_Aim_: Can you copy the data below word for word, leaving out the pictures?

Entries from a dataset:
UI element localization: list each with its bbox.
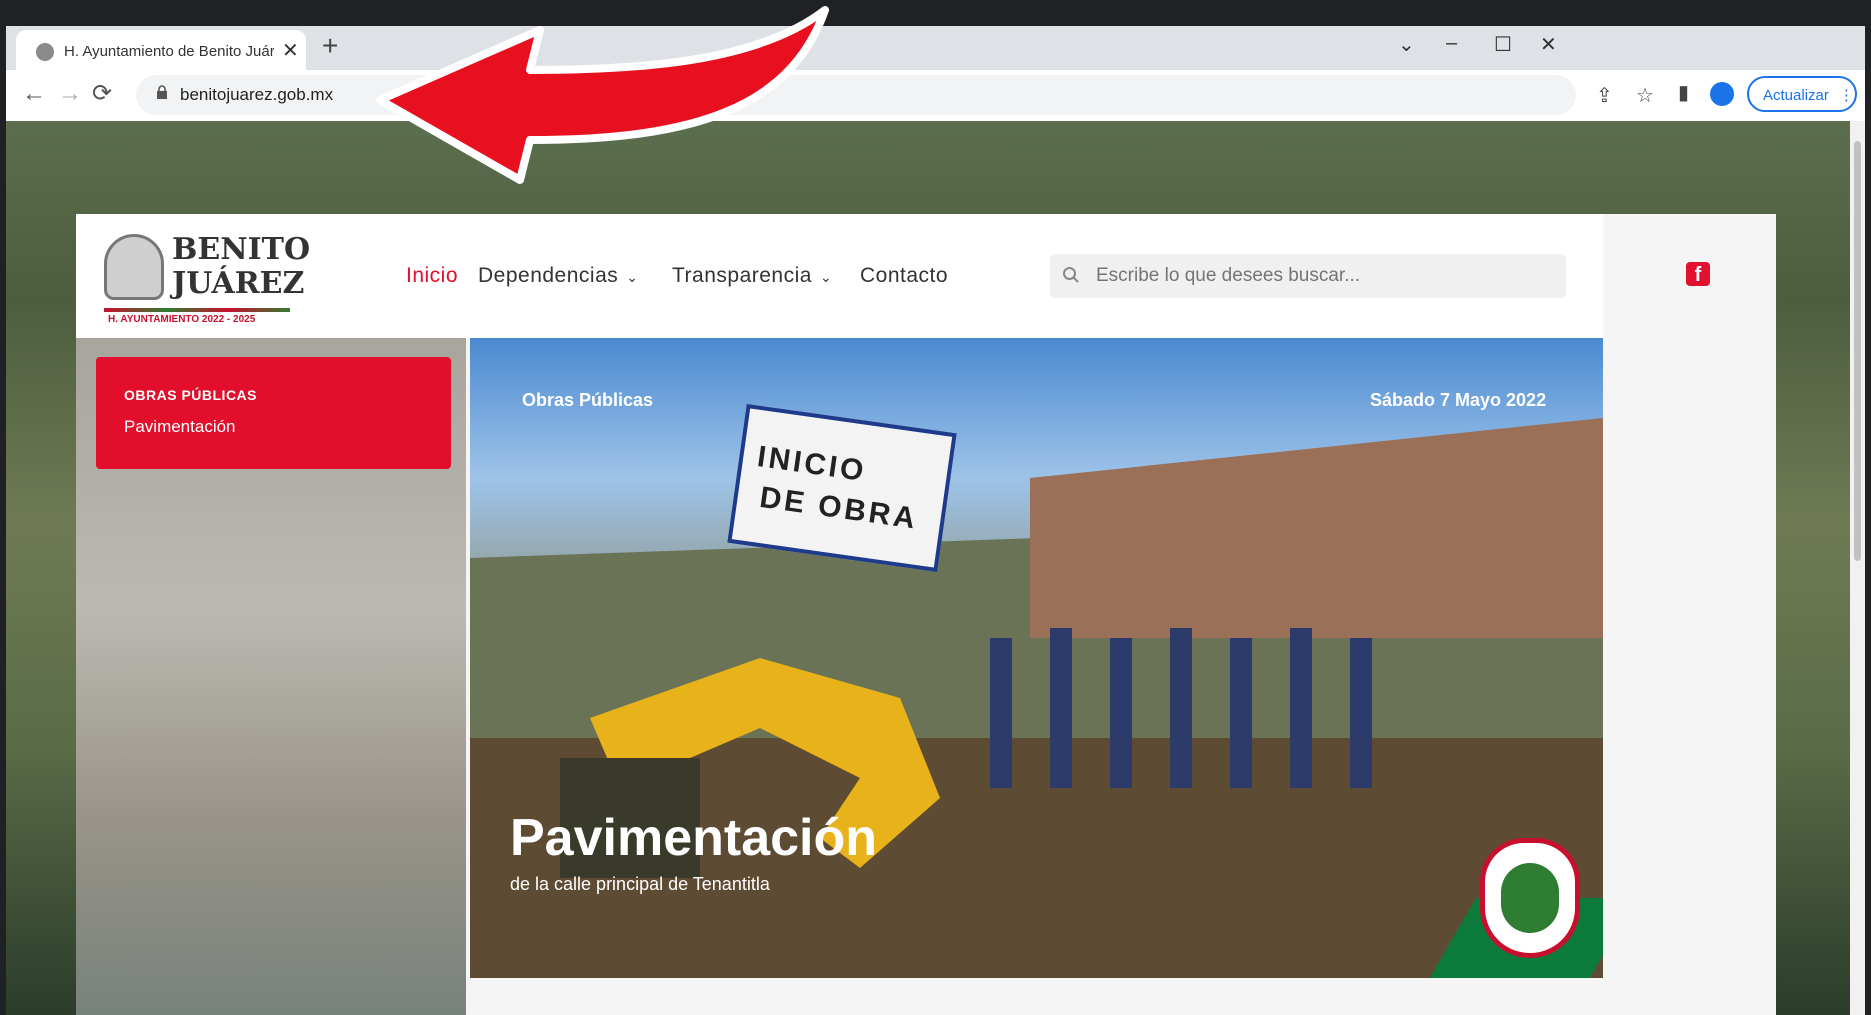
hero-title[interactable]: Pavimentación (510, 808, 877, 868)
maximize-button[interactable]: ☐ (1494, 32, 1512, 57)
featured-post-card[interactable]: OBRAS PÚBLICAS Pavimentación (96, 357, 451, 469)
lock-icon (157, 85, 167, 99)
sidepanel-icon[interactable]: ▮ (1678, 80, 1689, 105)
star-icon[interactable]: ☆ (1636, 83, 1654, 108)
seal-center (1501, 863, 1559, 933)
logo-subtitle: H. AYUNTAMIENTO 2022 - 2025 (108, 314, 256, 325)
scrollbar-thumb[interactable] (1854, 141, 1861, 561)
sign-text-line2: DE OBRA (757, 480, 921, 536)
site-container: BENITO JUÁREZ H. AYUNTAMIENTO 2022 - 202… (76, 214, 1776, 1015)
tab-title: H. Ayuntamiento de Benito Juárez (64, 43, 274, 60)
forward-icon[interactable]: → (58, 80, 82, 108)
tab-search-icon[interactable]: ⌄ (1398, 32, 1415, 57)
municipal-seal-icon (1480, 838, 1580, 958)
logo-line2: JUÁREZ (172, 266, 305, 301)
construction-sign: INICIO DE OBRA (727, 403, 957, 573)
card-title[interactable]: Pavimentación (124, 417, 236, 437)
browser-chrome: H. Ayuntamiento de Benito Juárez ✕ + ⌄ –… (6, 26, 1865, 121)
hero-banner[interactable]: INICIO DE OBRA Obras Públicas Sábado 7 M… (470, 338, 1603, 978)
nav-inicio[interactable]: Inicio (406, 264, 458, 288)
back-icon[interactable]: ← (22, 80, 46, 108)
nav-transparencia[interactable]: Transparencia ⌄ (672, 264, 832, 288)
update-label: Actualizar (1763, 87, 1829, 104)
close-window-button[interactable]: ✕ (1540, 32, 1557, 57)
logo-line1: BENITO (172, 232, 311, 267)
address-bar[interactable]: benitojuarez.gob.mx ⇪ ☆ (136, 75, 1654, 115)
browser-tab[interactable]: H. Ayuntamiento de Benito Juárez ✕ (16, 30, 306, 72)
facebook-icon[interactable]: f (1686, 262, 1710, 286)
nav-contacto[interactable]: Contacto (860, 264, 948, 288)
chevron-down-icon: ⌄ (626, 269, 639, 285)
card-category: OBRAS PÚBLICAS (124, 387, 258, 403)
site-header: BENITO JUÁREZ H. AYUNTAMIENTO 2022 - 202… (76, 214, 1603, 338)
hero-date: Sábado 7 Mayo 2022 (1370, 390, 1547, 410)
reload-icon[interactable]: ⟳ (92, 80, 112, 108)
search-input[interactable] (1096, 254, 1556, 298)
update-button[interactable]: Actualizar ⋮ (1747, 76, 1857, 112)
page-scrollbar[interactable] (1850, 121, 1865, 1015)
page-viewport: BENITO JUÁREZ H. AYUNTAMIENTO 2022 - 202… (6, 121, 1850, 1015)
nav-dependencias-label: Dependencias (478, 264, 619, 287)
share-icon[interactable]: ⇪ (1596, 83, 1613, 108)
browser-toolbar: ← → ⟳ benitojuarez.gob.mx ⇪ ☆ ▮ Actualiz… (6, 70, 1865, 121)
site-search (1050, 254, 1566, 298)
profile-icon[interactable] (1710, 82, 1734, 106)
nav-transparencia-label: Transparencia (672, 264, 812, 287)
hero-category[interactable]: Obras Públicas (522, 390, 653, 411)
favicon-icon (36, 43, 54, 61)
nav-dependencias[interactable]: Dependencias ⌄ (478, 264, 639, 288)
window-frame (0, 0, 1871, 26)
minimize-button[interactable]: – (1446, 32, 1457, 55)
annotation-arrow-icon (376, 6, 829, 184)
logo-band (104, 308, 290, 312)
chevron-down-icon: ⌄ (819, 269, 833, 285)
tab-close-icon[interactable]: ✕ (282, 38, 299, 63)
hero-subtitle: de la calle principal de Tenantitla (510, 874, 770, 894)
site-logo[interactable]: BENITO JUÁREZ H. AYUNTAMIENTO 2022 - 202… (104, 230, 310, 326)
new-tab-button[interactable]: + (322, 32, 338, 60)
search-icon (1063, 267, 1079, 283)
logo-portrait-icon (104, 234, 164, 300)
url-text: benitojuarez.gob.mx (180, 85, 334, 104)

_Correct result_:
UI element localization: list each with its bbox.
hero-title[interactable]: Pavimentación (510, 808, 877, 868)
maximize-button[interactable]: ☐ (1494, 32, 1512, 57)
featured-post-card[interactable]: OBRAS PÚBLICAS Pavimentación (96, 357, 451, 469)
lock-icon (157, 85, 167, 99)
sidepanel-icon[interactable]: ▮ (1678, 80, 1689, 105)
star-icon[interactable]: ☆ (1636, 83, 1654, 108)
seal-center (1501, 863, 1559, 933)
logo-subtitle: H. AYUNTAMIENTO 2022 - 2025 (108, 314, 256, 325)
scrollbar-thumb[interactable] (1854, 141, 1861, 561)
sign-text-line2: DE OBRA (757, 480, 921, 536)
site-container: BENITO JUÁREZ H. AYUNTAMIENTO 2022 - 202… (76, 214, 1776, 1015)
tab-title: H. Ayuntamiento de Benito Juárez (64, 43, 274, 60)
forward-icon[interactable]: → (58, 80, 82, 108)
tab-search-icon[interactable]: ⌄ (1398, 32, 1415, 57)
municipal-seal-icon (1480, 838, 1580, 958)
logo-line2: JUÁREZ (172, 266, 305, 301)
construction-sign: INICIO DE OBRA (727, 403, 957, 573)
card-title[interactable]: Pavimentación (124, 417, 236, 437)
browser-chrome: H. Ayuntamiento de Benito Juárez ✕ + ⌄ –… (6, 26, 1865, 121)
hero-banner[interactable]: INICIO DE OBRA Obras Públicas Sábado 7 M… (470, 338, 1603, 978)
nav-inicio[interactable]: Inicio (406, 264, 458, 288)
back-icon[interactable]: ← (22, 80, 46, 108)
nav-transparencia[interactable]: Transparencia ⌄ (672, 264, 832, 288)
update-label: Actualizar (1763, 87, 1829, 104)
close-window-button[interactable]: ✕ (1540, 32, 1557, 57)
logo-line1: BENITO (172, 232, 311, 267)
address-bar[interactable]: benitojuarez.gob.mx ⇪ ☆ (136, 75, 1654, 115)
browser-tab[interactable]: H. Ayuntamiento de Benito Juárez ✕ (16, 30, 306, 72)
facebook-icon[interactable]: f (1686, 262, 1710, 286)
nav-contacto[interactable]: Contacto (860, 264, 948, 288)
chevron-down-icon: ⌄ (626, 269, 639, 285)
card-category: OBRAS PÚBLICAS (124, 387, 258, 403)
site-header: BENITO JUÁREZ H. AYUNTAMIENTO 2022 - 202… (76, 214, 1603, 338)
hero-date: Sábado 7 Mayo 2022 (1370, 390, 1547, 410)
reload-icon[interactable]: ⟳ (92, 80, 112, 108)
search-input[interactable] (1096, 254, 1556, 298)
update-button[interactable]: Actualizar ⋮ (1747, 76, 1857, 112)
page-scrollbar[interactable] (1850, 121, 1865, 1015)
page-viewport: BENITO JUÁREZ H. AYUNTAMIENTO 2022 - 202… (6, 121, 1850, 1015)
nav-dependencias-label: Dependencias (478, 264, 619, 287)
share-icon[interactable]: ⇪ (1596, 83, 1613, 108)
browser-toolbar: ← → ⟳ benitojuarez.gob.mx ⇪ ☆ ▮ Actualiz… (6, 70, 1865, 121)
site-search (1050, 254, 1566, 298)
profile-icon[interactable] (1710, 82, 1734, 106)
nav-transparencia-label: Transparencia (672, 264, 812, 287)
hero-category[interactable]: Obras Públicas (522, 390, 653, 411)
favicon-icon (36, 43, 54, 61)
nav-dependencias[interactable]: Dependencias ⌄ (478, 264, 639, 288)
window-frame (0, 0, 1871, 26)
minimize-button[interactable]: – (1446, 32, 1457, 55)
annotation-arrow-icon (376, 6, 829, 184)
logo-band (104, 308, 290, 312)
chevron-down-icon: ⌄ (819, 269, 833, 285)
tab-close-icon[interactable]: ✕ (282, 38, 299, 63)
hero-subtitle: de la calle principal de Tenantitla (510, 874, 770, 894)
site-logo[interactable]: BENITO JUÁREZ H. AYUNTAMIENTO 2022 - 202… (104, 230, 310, 326)
new-tab-button[interactable]: + (322, 32, 338, 60)
search-icon (1063, 267, 1079, 283)
logo-portrait-icon (104, 234, 164, 300)
url-text: benitojuarez.gob.mx (180, 85, 334, 104)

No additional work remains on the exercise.